» Instruksi yang diberikan a:
Untuk setiap pernyataan (i), (ii) dan (iii), tentukan apakah sesuai dengan kutipan tentang metode pembelajaran diklat. Jawab ya atau tidak, lalu sertakan kata-kata dari kutipan yang menentukannya dan kutip persis.
(i) Metode yang dipakai WI sangat berperan dalam menciptakan iklim pembelajaran yang supportif dan kondusif.
(ii) WI menyiapkan materi sesudah kegiatan pembelajaran selesai.
(iii) Menurut Schramm, pesan harus dapat membangkitkan kebutuhan pribadi peserta diklat.

Penerapan dari ketiga pola di atas dalam proses pembelajaran dimanifestasikan dalam bentuk metode yang digunakan WI ketika mengadakan hubungan dengan peserta diklat pada saat berlangsungnya proses pembelajaran. Metode yang digunakan WI memiliki peranan yang sangat penting dalam menciptakan iklim pembelajaran yang supportif dan kondusif. Dengan metode yang efektif akan tumbuh berbagai kegiatan kegiatan belajar peserta diklat sehubungan dengan kegiatan memfasilitasi WI. Proses pembelajaran yang baik, hendaknya mempergunakan berbagai pola komunikasi atau metode pembelajaran secara bergantian atau saling bahu membahu satu sama lain.

Sebelum melaksanakan kegiatan pembelajaran, seorang WI yang baik harus telah mempersiapkan materi yang akan disampaikannya. Bahan/materi atau pesan harus disusun sedemikan rupa agar dapat menunjang tercapainya tujuan pembelajatan diklat. Bahan/,ateri pembelajaran adalah isi yang diberikan kepada peserta diklat pada saat berlangsungnya proses pembelajaran. Melalui materi yang telah dipersiapkan, peserta diklat diantarkan kepada tujuan pembelajaran diklat.

Menurut Schramm (dalam Effendy, 1993), beberapa hal yang perlu diperhatikan dalam menetapkan pesan, sehingga mudah dimengerti oleh pihak komunikan, yaitu:
  1. Pesan (dalam hal ini materi pembelajaran) harus dirancang dan disampaikan sedemikian rupa, sehingga dapat menarik perhatian pihak komunikan (peserta diklat).
  2. Pesan harus menggunakan sibol-simbol yang didasarkan pada pengalaman yang sama antara pihak komunikator (WI) dengan pihak komunikan (peserta diklat), sehingga sama-sama mengerti.
  3. Pesan harus dapat membangkitkan kebutuhan pribadi pihak komunikan (peserta diklat).
  4. Pesan harus menyarankan suatu jalan untuk memperoleh kebutuhan tadi yang layak bagi komunikan (peserta diklat) sehingga dapat membangkitkan respons yang dikehendaki.

» Data yang diberikan:

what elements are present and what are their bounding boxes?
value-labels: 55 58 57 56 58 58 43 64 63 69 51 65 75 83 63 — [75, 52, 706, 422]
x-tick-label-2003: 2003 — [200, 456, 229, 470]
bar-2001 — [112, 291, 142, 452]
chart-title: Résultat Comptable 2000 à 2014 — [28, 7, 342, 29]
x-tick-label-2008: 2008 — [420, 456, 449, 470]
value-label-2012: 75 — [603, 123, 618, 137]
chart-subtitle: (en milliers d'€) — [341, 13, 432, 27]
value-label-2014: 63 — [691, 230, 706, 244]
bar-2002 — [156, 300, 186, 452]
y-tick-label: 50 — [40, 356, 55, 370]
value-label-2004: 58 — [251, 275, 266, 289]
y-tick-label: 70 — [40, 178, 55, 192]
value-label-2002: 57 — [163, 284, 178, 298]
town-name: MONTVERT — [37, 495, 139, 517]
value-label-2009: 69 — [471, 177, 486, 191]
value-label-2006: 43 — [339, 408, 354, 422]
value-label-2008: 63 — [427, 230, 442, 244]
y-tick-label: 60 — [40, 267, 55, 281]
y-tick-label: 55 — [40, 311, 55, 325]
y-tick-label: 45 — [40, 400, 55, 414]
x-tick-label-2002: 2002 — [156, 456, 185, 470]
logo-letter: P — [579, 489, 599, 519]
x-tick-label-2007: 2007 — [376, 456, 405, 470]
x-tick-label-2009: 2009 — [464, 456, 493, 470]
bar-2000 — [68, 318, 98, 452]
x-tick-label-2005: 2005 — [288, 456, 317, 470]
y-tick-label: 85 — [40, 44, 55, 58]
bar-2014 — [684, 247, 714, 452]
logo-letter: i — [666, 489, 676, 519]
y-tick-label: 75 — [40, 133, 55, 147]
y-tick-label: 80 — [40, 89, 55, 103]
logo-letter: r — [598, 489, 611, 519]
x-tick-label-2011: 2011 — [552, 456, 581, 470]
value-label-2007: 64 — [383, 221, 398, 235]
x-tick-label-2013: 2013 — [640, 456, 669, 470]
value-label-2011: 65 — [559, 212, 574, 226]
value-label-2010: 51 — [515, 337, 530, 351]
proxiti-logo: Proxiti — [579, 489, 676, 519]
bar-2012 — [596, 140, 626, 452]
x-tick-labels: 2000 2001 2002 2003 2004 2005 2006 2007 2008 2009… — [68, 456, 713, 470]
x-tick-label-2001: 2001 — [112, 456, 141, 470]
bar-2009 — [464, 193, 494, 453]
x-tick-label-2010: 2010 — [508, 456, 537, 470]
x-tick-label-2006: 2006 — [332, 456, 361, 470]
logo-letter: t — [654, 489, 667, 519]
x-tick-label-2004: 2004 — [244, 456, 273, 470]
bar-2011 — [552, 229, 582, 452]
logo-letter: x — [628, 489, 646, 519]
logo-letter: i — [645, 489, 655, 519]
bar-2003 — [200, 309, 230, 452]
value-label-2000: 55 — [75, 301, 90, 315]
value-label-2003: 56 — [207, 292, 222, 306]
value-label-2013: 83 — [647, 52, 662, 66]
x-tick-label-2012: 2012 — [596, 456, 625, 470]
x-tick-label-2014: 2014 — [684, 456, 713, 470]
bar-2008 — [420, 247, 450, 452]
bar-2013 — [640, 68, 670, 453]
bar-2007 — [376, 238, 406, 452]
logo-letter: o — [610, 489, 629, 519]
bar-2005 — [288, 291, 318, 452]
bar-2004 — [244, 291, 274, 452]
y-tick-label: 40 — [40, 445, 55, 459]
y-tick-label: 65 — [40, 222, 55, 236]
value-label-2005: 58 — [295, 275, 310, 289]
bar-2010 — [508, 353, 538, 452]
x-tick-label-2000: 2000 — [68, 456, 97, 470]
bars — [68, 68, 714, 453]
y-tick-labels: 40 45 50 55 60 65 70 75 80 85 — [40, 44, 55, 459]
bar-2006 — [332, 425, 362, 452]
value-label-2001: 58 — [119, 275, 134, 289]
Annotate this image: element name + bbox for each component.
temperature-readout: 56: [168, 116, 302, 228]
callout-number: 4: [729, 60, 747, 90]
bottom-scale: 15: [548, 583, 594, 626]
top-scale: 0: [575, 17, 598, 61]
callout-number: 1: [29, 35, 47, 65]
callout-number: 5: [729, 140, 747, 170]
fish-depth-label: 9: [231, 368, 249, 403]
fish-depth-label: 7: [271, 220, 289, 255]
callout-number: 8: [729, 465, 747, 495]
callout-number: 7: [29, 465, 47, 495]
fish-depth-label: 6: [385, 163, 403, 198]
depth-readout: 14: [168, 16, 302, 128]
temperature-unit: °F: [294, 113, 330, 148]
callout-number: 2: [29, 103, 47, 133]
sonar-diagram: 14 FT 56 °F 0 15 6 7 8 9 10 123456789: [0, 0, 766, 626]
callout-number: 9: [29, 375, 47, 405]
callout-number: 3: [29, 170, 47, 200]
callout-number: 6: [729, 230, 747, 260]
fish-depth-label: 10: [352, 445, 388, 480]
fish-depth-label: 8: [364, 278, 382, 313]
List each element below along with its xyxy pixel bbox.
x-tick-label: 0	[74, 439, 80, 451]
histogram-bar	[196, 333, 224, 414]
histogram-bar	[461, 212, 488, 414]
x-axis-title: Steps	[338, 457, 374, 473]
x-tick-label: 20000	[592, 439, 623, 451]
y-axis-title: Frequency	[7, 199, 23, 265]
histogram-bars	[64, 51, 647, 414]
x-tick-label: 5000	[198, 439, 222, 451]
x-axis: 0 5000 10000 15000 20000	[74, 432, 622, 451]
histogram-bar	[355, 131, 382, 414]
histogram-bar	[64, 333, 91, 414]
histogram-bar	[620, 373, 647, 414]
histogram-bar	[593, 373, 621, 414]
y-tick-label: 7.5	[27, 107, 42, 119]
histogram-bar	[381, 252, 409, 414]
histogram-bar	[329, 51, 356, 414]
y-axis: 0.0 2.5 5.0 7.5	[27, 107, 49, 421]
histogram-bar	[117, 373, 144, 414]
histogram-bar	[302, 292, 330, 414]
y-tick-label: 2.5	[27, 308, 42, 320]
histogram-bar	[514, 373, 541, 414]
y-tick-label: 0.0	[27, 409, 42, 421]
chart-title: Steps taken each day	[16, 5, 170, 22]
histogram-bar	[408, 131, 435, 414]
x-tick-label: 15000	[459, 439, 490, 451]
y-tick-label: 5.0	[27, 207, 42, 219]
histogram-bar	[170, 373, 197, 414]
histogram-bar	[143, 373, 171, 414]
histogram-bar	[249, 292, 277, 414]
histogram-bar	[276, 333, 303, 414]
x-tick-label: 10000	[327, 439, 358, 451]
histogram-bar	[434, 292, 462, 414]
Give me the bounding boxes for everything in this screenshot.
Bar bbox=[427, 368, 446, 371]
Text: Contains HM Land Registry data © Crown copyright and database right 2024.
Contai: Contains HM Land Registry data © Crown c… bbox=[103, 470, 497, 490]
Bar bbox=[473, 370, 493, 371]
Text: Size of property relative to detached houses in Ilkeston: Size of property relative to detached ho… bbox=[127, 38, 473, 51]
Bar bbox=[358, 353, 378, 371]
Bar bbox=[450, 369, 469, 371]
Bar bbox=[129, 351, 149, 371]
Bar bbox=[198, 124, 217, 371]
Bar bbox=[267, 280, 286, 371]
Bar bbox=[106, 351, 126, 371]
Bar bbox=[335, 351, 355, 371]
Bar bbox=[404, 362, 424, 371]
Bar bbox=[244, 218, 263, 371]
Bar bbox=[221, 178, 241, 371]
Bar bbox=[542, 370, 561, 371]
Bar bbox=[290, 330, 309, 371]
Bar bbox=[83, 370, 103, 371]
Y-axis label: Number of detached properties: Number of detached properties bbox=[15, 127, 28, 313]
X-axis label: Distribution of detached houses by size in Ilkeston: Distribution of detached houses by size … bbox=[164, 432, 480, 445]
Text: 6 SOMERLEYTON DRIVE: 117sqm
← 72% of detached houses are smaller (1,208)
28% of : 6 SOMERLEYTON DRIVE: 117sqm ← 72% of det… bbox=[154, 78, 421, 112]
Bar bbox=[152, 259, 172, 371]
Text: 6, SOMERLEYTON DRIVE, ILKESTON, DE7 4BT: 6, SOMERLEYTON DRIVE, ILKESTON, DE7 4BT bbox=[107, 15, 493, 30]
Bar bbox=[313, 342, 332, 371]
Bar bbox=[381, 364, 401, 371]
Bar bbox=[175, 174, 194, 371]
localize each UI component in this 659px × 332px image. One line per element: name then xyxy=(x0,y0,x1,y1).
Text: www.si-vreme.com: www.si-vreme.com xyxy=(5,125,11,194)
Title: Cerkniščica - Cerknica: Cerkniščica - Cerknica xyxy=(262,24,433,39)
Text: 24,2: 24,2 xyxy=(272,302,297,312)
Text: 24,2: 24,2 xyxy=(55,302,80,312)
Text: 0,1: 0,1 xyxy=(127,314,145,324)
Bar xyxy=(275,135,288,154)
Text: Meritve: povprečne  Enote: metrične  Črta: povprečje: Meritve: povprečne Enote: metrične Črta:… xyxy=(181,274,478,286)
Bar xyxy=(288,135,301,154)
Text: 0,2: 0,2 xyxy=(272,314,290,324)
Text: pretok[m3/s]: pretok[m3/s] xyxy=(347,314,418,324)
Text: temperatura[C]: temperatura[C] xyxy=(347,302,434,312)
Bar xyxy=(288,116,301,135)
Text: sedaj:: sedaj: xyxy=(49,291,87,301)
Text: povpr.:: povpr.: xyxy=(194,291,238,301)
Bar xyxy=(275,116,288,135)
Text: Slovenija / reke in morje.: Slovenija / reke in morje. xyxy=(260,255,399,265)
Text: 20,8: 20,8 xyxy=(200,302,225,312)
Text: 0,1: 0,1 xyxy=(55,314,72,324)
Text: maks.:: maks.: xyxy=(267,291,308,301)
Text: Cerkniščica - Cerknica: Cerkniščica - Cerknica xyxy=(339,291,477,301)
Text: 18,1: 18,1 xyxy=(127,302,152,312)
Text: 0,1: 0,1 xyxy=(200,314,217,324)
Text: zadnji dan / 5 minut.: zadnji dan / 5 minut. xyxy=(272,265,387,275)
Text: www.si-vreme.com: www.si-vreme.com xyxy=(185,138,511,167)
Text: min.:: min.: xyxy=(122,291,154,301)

» Instruksi yang diberikan b:
Ulangi tanpa perubahan baris-baris data, mulai dari baris pertama data sampai dengan baris yang memuat "y-tick-label: 50 — [40, 356, 55, 370]".

» Jawaban tertulis a:
(i) Ya: "Metode yang digunakan WI memiliki peranan yang sangat penting dalam menciptakan iklim pembelajaran yang supportif dan kondusif."
(ii) Tidak: "Sebelum melaksanakan kegiatan pembelajaran, seorang WI yang baik harus telah mempersiapkan materi yang akan disampaikannya."
(iii) Ya: "Pesan harus dapat membangkitkan kebutuhan pribadi pihak komunikan (peserta diklat)."

» Jawaban tertulis b:
what elements are present and what are their bounding boxes?
value-labels: 55 58 57 56 58 58 43 64 63 69 51 65 75 83 63 — [75, 52, 706, 422]
x-tick-label-2003: 2003 — [200, 456, 229, 470]
bar-2001 — [112, 291, 142, 452]
chart-title: Résultat Comptable 2000 à 2014 — [28, 7, 342, 29]
x-tick-label-2008: 2008 — [420, 456, 449, 470]
value-label-2012: 75 — [603, 123, 618, 137]
chart-subtitle: (en milliers d'€) — [341, 13, 432, 27]
value-label-2014: 63 — [691, 230, 706, 244]
bar-2002 — [156, 300, 186, 452]
y-tick-label: 50 — [40, 356, 55, 370]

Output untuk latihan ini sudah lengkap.